## Start Records supplied
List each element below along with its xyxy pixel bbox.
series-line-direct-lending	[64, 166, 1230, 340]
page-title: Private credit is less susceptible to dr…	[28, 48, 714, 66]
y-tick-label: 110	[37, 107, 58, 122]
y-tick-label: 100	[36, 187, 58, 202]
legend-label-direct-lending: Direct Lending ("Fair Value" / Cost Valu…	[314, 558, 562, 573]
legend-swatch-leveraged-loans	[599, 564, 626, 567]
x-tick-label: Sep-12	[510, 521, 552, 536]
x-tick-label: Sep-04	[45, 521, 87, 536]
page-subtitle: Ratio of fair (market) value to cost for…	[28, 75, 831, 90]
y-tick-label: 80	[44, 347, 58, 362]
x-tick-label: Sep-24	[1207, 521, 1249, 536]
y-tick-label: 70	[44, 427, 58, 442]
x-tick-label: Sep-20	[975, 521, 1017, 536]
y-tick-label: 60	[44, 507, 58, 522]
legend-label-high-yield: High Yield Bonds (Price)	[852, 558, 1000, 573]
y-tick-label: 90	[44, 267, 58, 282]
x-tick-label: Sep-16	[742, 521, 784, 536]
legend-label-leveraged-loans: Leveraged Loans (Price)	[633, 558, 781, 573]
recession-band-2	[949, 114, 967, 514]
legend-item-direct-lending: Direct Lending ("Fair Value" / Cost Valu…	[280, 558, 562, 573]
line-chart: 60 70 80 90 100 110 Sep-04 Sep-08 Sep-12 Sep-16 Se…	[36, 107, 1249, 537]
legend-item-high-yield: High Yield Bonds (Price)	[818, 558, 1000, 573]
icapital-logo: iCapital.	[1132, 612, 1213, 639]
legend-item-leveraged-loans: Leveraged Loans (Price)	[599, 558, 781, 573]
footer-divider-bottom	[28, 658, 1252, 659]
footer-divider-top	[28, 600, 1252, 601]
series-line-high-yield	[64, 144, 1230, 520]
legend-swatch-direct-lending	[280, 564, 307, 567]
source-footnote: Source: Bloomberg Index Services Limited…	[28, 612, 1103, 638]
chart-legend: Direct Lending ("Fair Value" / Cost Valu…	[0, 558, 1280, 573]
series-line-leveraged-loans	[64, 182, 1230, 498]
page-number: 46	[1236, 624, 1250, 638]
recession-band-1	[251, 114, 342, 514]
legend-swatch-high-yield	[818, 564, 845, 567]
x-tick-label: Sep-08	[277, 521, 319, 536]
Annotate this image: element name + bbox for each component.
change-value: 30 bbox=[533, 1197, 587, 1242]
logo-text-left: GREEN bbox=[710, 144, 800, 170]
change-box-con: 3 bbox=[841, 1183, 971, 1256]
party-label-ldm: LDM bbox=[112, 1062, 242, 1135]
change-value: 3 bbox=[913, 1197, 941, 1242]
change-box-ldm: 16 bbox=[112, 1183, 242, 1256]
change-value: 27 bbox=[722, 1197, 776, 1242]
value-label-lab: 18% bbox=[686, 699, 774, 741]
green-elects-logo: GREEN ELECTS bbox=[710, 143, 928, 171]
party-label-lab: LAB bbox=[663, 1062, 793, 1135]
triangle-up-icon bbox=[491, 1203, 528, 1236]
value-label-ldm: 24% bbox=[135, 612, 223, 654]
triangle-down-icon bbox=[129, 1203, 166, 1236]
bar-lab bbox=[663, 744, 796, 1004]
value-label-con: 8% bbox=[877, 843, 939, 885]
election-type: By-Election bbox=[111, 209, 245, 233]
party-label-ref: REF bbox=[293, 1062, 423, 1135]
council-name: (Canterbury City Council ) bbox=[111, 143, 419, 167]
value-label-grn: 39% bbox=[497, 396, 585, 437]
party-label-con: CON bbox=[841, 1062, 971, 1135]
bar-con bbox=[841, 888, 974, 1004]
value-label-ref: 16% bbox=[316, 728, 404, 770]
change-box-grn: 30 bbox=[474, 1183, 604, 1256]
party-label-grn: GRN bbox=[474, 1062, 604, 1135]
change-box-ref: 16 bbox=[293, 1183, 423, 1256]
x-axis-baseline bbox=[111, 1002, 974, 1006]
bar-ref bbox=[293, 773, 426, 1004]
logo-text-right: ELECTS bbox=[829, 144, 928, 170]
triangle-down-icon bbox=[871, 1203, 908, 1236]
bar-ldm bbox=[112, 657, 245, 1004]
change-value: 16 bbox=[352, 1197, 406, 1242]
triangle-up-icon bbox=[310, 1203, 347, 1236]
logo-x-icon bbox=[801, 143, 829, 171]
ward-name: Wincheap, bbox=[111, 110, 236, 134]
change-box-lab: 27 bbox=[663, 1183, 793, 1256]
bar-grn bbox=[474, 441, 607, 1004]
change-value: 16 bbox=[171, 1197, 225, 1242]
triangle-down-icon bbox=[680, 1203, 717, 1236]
## End Records supplied
**Instruction:**
Copy out every line of the records above, keeping each one the same as it is shown.

**Completed task:**
List each element below along with its xyxy pixel bbox.
series-line-direct-lending	[64, 166, 1230, 340]
page-title: Private credit is less susceptible to dr…	[28, 48, 714, 66]
y-tick-label: 110	[37, 107, 58, 122]
y-tick-label: 100	[36, 187, 58, 202]
legend-label-direct-lending: Direct Lending ("Fair Value" / Cost Valu…	[314, 558, 562, 573]
legend-swatch-leveraged-loans	[599, 564, 626, 567]
x-tick-label: Sep-12	[510, 521, 552, 536]
x-tick-label: Sep-04	[45, 521, 87, 536]
page-subtitle: Ratio of fair (market) value to cost for…	[28, 75, 831, 90]
y-tick-label: 80	[44, 347, 58, 362]
x-tick-label: Sep-24	[1207, 521, 1249, 536]
y-tick-label: 70	[44, 427, 58, 442]
x-tick-label: Sep-20	[975, 521, 1017, 536]
y-tick-label: 60	[44, 507, 58, 522]
legend-label-high-yield: High Yield Bonds (Price)	[852, 558, 1000, 573]
y-tick-label: 90	[44, 267, 58, 282]
x-tick-label: Sep-16	[742, 521, 784, 536]
legend-label-leveraged-loans: Leveraged Loans (Price)	[633, 558, 781, 573]
recession-band-2	[949, 114, 967, 514]
legend-item-direct-lending: Direct Lending ("Fair Value" / Cost Valu…	[280, 558, 562, 573]
line-chart: 60 70 80 90 100 110 Sep-04 Sep-08 Sep-12 Sep-16 Se…	[36, 107, 1249, 537]
legend-item-high-yield: High Yield Bonds (Price)	[818, 558, 1000, 573]
icapital-logo: iCapital.	[1132, 612, 1213, 639]
legend-item-leveraged-loans: Leveraged Loans (Price)	[599, 558, 781, 573]
footer-divider-bottom	[28, 658, 1252, 659]
footer-divider-top	[28, 600, 1252, 601]
series-line-high-yield	[64, 144, 1230, 520]
legend-swatch-direct-lending	[280, 564, 307, 567]
source-footnote: Source: Bloomberg Index Services Limited…	[28, 612, 1103, 638]
chart-legend: Direct Lending ("Fair Value" / Cost Valu…	[0, 558, 1280, 573]
series-line-leveraged-loans	[64, 182, 1230, 498]
page-number: 46	[1236, 624, 1250, 638]
recession-band-1	[251, 114, 342, 514]
legend-swatch-high-yield	[818, 564, 845, 567]
x-tick-label: Sep-08	[277, 521, 319, 536]
Annotate this image: element name + bbox for each component.
change-value: 30 bbox=[533, 1197, 587, 1242]
logo-text-left: GREEN bbox=[710, 144, 800, 170]
change-box-con: 3 bbox=[841, 1183, 971, 1256]
party-label-ldm: LDM bbox=[112, 1062, 242, 1135]
change-value: 3 bbox=[913, 1197, 941, 1242]
change-box-ldm: 16 bbox=[112, 1183, 242, 1256]
change-value: 27 bbox=[722, 1197, 776, 1242]
value-label-lab: 18% bbox=[686, 699, 774, 741]
green-elects-logo: GREEN ELECTS bbox=[710, 143, 928, 171]
party-label-lab: LAB bbox=[663, 1062, 793, 1135]
triangle-up-icon bbox=[491, 1203, 528, 1236]
value-label-ldm: 24% bbox=[135, 612, 223, 654]
triangle-down-icon bbox=[129, 1203, 166, 1236]
bar-lab bbox=[663, 744, 796, 1004]
value-label-con: 8% bbox=[877, 843, 939, 885]
election-type: By-Election bbox=[111, 209, 245, 233]
party-label-ref: REF bbox=[293, 1062, 423, 1135]
council-name: (Canterbury City Council ) bbox=[111, 143, 419, 167]
value-label-grn: 39% bbox=[497, 396, 585, 437]
party-label-con: CON bbox=[841, 1062, 971, 1135]
bar-con bbox=[841, 888, 974, 1004]
value-label-ref: 16% bbox=[316, 728, 404, 770]
change-box-grn: 30 bbox=[474, 1183, 604, 1256]
party-label-grn: GRN bbox=[474, 1062, 604, 1135]
change-box-ref: 16 bbox=[293, 1183, 423, 1256]
x-axis-baseline bbox=[111, 1002, 974, 1006]
bar-ref bbox=[293, 773, 426, 1004]
logo-text-right: ELECTS bbox=[829, 144, 928, 170]
triangle-down-icon bbox=[871, 1203, 908, 1236]
bar-ldm bbox=[112, 657, 245, 1004]
change-value: 16 bbox=[352, 1197, 406, 1242]
triangle-up-icon bbox=[310, 1203, 347, 1236]
logo-x-icon bbox=[801, 143, 829, 171]
ward-name: Wincheap, bbox=[111, 110, 236, 134]
change-box-lab: 27 bbox=[663, 1183, 793, 1256]
bar-grn bbox=[474, 441, 607, 1004]
change-value: 16 bbox=[171, 1197, 225, 1242]
triangle-down-icon bbox=[680, 1203, 717, 1236]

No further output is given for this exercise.